## [THE EXERCISE]
Check each line of the records below for the string "rights", then state how many lines contain it, with no other output.

++++ RECORDS FOR PROCESSING ++++

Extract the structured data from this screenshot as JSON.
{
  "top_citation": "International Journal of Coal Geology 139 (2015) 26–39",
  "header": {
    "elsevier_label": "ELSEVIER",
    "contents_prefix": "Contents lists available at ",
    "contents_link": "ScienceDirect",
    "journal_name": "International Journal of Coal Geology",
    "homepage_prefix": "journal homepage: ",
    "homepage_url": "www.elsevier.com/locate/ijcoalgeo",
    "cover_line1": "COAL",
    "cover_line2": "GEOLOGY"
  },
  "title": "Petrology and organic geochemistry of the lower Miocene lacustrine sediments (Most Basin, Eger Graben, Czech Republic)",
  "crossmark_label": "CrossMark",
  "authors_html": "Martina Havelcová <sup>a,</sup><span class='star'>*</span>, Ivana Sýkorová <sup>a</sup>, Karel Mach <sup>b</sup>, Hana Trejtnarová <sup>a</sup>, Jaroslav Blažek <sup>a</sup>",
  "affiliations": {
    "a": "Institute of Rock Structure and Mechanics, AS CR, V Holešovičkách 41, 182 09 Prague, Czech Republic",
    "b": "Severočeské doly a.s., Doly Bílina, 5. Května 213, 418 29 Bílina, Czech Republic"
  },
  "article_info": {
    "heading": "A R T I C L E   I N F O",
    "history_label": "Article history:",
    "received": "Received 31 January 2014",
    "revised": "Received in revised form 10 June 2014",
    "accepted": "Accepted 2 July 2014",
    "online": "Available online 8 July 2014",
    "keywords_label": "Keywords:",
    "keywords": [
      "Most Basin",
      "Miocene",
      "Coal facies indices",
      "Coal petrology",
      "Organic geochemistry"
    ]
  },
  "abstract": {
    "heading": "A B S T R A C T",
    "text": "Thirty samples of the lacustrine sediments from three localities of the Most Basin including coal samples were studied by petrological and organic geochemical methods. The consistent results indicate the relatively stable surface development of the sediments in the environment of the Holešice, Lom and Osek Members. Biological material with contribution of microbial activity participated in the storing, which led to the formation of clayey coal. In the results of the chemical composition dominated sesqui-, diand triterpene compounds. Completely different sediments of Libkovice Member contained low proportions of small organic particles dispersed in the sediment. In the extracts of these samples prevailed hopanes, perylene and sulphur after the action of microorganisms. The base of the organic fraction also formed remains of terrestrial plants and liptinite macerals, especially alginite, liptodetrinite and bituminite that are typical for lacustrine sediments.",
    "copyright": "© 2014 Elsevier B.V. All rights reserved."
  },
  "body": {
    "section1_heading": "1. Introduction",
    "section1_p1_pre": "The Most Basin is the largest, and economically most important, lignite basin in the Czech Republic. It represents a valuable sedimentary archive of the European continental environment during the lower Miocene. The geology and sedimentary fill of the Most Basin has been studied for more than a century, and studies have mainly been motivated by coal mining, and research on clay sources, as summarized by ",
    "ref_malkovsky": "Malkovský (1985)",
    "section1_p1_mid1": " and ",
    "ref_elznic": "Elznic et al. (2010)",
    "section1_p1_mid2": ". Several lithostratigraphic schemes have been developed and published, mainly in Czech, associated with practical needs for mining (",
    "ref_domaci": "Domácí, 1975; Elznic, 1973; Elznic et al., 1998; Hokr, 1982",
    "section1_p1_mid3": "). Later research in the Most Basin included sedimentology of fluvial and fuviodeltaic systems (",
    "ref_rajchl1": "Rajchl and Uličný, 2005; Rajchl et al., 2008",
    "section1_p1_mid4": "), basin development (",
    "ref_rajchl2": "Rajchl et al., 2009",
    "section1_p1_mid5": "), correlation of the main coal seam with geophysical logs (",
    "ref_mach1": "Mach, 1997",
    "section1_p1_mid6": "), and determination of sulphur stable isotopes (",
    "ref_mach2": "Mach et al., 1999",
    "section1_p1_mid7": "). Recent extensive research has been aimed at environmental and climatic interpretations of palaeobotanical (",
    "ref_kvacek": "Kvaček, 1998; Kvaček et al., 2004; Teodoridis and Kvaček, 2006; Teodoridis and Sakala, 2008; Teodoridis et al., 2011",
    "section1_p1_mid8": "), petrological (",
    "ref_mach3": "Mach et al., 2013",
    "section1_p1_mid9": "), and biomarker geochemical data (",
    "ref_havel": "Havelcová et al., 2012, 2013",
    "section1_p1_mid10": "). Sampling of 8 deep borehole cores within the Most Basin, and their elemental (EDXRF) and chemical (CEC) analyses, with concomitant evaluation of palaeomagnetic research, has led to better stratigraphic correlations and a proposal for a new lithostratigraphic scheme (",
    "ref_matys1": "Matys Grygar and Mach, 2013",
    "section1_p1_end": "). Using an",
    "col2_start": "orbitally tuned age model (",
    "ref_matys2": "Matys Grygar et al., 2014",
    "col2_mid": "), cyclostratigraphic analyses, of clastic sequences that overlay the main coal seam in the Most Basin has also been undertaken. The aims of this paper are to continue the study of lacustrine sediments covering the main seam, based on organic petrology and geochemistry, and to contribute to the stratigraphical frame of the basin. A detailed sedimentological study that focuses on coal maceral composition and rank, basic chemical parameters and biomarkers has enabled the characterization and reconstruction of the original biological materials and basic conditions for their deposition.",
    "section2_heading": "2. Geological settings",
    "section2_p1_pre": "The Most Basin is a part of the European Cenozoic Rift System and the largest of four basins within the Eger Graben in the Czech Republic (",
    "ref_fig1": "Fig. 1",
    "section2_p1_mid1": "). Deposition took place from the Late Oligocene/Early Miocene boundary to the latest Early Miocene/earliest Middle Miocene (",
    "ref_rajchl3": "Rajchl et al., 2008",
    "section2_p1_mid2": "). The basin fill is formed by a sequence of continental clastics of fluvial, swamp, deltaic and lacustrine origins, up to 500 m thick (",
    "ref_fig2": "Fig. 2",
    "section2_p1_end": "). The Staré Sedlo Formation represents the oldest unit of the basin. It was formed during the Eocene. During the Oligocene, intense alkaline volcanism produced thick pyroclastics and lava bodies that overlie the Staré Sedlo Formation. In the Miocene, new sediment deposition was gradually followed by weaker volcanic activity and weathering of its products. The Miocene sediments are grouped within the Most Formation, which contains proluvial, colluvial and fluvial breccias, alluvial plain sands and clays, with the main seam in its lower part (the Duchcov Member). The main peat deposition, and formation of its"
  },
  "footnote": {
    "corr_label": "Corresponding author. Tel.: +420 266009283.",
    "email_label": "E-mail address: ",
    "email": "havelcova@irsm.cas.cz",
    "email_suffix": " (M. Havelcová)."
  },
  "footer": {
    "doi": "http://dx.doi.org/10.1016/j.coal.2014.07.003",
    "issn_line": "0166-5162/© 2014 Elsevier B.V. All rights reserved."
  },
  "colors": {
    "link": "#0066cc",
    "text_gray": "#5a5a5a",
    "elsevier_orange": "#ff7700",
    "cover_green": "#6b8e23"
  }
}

++++

## [EXERCISE OUTPUT]
2